Written request
Reproduce each line bearing the word "gzip".

-.-.-

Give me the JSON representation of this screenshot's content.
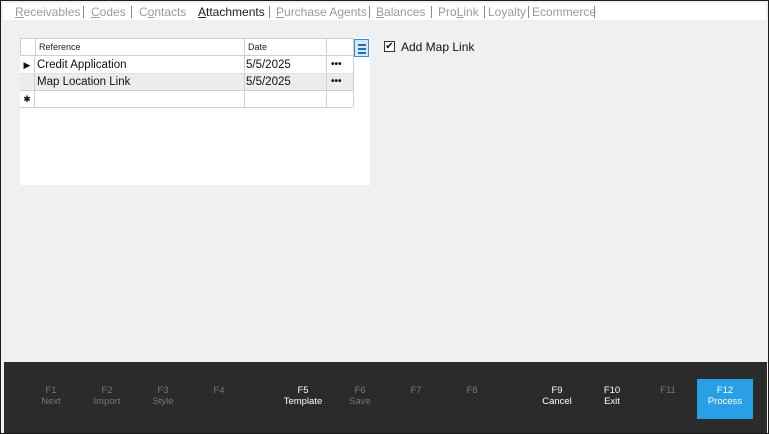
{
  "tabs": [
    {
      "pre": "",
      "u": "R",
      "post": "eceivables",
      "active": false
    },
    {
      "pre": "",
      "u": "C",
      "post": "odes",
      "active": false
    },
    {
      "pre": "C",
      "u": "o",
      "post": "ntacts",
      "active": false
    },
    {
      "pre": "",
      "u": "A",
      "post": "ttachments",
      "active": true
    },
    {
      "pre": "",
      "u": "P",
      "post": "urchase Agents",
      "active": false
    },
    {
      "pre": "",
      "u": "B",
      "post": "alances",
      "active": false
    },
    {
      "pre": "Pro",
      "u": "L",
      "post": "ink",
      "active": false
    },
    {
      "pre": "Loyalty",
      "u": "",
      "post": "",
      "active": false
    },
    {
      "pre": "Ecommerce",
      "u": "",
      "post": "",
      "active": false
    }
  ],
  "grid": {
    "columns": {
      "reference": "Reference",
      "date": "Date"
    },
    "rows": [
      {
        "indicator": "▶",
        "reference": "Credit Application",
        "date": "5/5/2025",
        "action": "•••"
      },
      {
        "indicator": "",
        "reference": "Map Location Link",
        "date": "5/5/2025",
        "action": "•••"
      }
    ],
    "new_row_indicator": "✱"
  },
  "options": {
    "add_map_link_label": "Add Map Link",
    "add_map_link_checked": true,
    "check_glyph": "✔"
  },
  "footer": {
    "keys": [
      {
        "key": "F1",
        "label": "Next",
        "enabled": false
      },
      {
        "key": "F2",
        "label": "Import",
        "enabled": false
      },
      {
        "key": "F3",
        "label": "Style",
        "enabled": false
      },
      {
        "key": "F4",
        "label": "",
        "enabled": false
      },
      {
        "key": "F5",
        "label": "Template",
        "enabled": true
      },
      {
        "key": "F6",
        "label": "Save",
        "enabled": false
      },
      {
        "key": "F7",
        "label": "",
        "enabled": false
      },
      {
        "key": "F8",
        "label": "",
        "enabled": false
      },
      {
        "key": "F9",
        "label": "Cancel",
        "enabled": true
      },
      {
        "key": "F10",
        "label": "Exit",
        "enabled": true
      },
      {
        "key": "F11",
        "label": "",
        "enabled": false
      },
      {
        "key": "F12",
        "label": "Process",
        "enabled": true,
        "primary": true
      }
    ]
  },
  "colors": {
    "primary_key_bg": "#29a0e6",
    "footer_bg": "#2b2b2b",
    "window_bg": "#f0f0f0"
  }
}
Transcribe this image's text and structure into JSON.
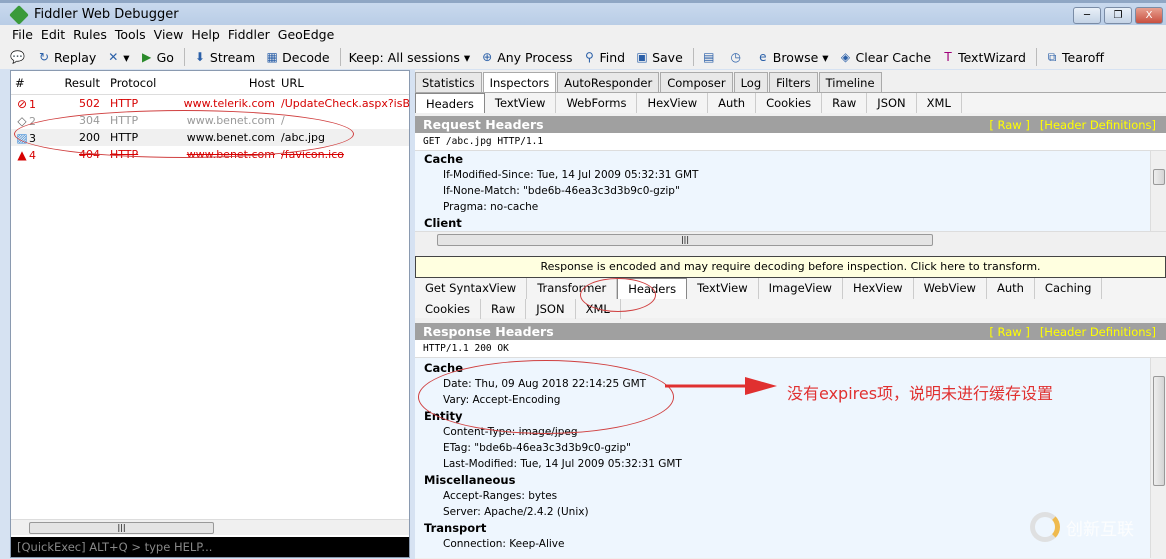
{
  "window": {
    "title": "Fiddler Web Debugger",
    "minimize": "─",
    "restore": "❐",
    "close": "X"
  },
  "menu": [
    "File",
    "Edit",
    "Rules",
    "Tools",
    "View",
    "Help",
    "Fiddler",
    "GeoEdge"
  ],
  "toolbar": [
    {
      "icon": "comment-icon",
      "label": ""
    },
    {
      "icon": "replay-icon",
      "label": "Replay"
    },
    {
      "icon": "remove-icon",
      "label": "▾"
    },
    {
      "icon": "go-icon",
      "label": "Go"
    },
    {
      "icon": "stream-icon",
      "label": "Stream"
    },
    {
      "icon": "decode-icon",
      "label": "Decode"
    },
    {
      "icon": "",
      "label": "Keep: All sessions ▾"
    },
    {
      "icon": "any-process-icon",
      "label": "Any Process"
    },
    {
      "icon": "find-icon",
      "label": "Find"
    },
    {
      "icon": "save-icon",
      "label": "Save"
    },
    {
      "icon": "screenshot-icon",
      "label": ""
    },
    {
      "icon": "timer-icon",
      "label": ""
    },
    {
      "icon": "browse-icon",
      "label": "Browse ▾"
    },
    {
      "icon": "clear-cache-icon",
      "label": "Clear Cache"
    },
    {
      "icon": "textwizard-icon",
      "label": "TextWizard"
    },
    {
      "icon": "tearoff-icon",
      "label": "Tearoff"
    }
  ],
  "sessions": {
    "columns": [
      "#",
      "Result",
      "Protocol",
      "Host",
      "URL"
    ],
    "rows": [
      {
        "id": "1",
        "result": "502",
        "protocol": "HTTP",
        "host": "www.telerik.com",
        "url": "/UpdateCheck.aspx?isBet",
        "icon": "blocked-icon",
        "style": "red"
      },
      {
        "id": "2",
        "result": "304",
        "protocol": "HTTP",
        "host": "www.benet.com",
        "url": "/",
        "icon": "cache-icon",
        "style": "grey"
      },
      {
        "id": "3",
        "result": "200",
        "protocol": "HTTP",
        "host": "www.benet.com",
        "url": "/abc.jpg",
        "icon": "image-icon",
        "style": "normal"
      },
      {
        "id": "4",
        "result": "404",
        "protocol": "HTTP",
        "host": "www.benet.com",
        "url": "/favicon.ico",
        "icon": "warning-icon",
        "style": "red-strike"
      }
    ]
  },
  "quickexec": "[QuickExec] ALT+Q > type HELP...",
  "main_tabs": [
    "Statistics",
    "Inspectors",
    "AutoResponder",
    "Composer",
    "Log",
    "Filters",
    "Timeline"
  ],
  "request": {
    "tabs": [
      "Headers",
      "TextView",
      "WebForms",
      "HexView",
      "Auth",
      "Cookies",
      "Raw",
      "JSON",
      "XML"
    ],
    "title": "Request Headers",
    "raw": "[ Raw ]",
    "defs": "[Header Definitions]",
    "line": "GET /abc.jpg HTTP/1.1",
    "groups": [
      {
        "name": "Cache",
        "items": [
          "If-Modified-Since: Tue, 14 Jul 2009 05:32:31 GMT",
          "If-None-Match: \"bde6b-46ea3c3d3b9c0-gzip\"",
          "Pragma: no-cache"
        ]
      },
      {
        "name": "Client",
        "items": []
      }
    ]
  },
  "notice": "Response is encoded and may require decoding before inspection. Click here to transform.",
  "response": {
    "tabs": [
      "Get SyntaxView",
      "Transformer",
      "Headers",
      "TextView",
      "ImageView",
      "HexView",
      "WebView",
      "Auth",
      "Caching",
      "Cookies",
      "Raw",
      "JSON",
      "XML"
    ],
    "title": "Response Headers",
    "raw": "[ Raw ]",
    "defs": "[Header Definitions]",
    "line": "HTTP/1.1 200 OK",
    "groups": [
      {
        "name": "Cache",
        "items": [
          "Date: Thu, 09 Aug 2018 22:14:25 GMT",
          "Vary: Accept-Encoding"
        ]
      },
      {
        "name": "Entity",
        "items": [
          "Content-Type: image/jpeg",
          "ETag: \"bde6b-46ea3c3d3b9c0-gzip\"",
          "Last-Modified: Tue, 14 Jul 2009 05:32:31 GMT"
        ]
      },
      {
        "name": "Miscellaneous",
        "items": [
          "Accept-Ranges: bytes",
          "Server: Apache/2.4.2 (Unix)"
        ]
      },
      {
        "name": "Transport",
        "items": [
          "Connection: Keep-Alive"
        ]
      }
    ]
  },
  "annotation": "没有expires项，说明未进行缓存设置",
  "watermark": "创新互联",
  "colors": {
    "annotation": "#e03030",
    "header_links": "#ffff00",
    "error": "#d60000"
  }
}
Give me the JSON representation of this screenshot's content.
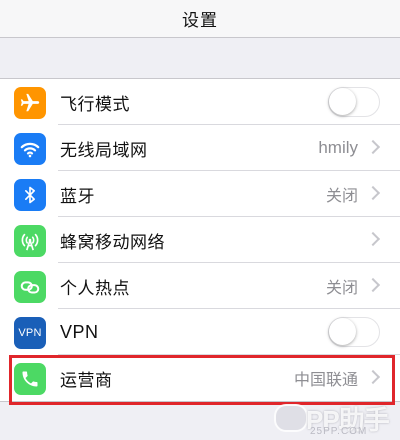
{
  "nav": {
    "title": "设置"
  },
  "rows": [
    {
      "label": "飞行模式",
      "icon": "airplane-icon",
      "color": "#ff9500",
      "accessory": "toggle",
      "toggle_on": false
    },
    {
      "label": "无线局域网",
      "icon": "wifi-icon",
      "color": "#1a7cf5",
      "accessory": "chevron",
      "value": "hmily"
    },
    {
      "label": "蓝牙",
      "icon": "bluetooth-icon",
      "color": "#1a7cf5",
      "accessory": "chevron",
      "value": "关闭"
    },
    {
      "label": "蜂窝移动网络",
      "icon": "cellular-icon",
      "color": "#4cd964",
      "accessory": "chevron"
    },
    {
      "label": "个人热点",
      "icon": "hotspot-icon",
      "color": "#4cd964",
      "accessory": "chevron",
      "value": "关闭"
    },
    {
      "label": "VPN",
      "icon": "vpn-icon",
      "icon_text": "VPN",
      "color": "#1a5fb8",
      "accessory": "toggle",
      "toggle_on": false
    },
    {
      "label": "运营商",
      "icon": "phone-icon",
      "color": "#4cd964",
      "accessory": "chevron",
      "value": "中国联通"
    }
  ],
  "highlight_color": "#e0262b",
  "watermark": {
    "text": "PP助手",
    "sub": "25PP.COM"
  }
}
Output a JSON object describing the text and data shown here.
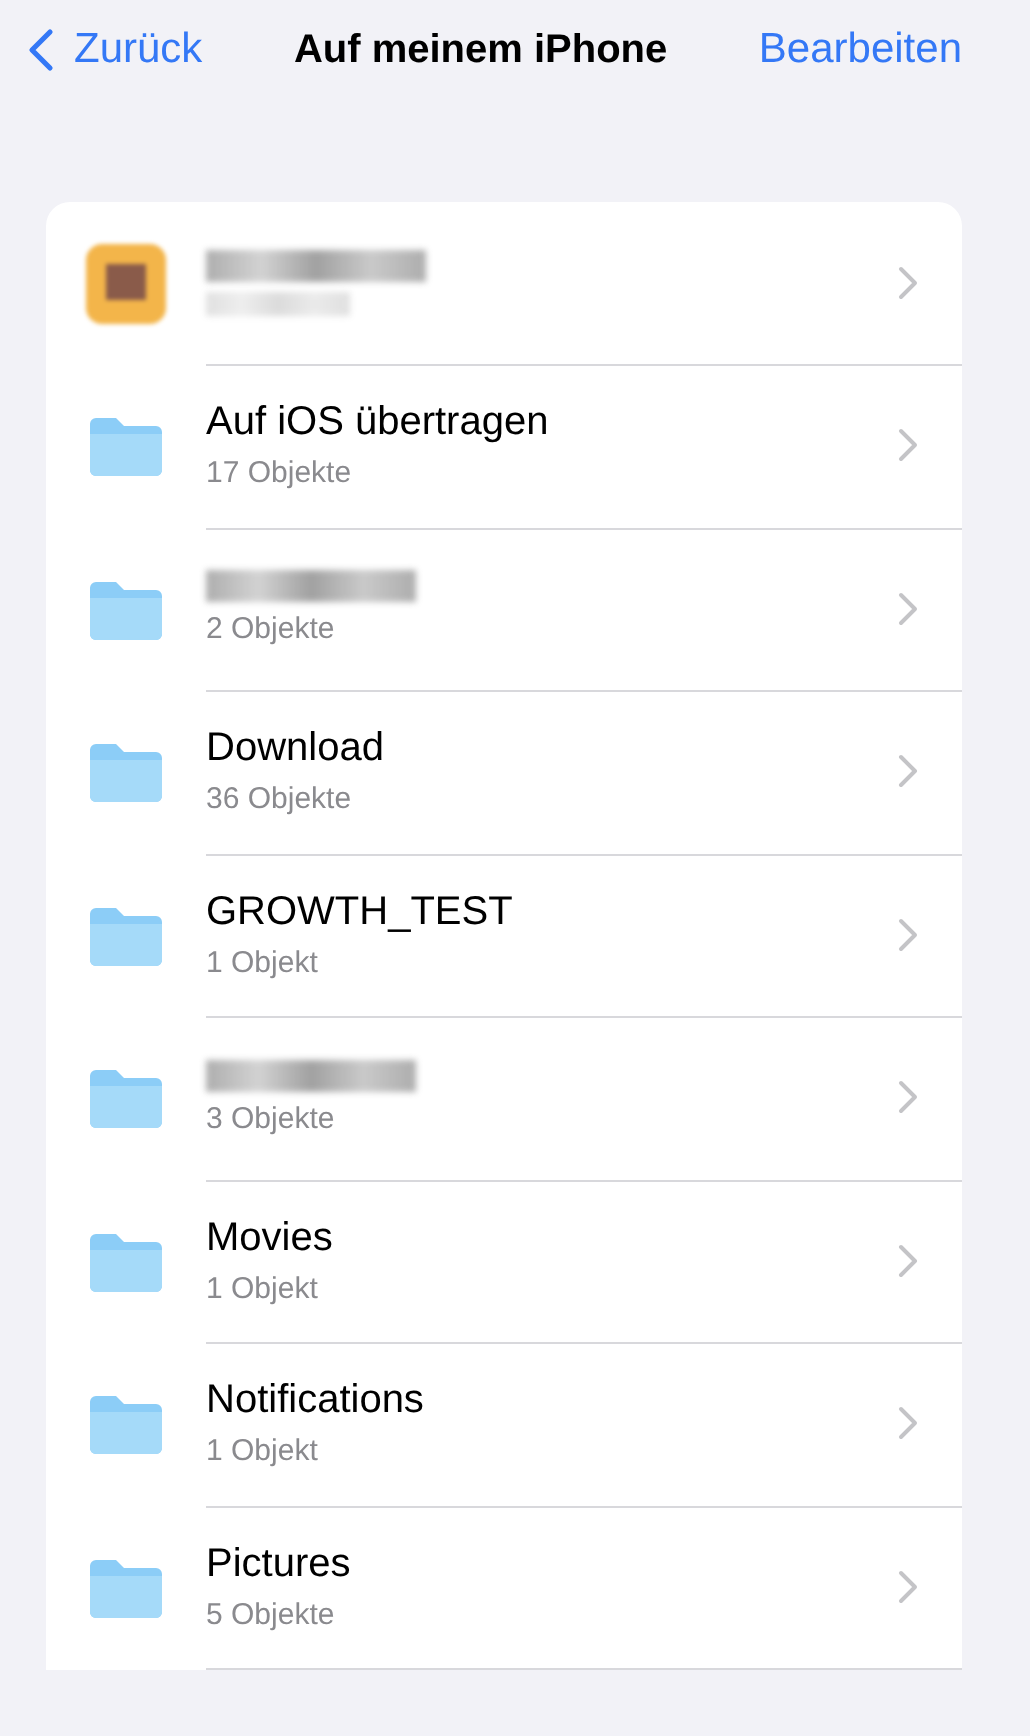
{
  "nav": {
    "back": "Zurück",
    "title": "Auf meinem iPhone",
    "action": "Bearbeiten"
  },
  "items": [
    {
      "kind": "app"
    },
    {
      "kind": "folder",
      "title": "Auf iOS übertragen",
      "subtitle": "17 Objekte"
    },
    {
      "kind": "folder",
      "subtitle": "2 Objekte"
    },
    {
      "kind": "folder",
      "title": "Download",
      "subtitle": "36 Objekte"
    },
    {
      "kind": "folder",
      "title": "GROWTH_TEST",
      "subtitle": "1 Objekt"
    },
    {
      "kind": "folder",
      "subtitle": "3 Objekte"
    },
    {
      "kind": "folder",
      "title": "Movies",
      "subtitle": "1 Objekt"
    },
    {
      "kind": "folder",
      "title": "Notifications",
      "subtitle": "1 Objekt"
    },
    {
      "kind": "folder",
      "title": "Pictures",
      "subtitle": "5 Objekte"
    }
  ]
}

-.-.-

Response
          "If-None-Match: \"bde6b-46ea3c3d3b9c0-gzip\"",
          "ETag: \"bde6b-46ea3c3d3b9c0-gzip\"",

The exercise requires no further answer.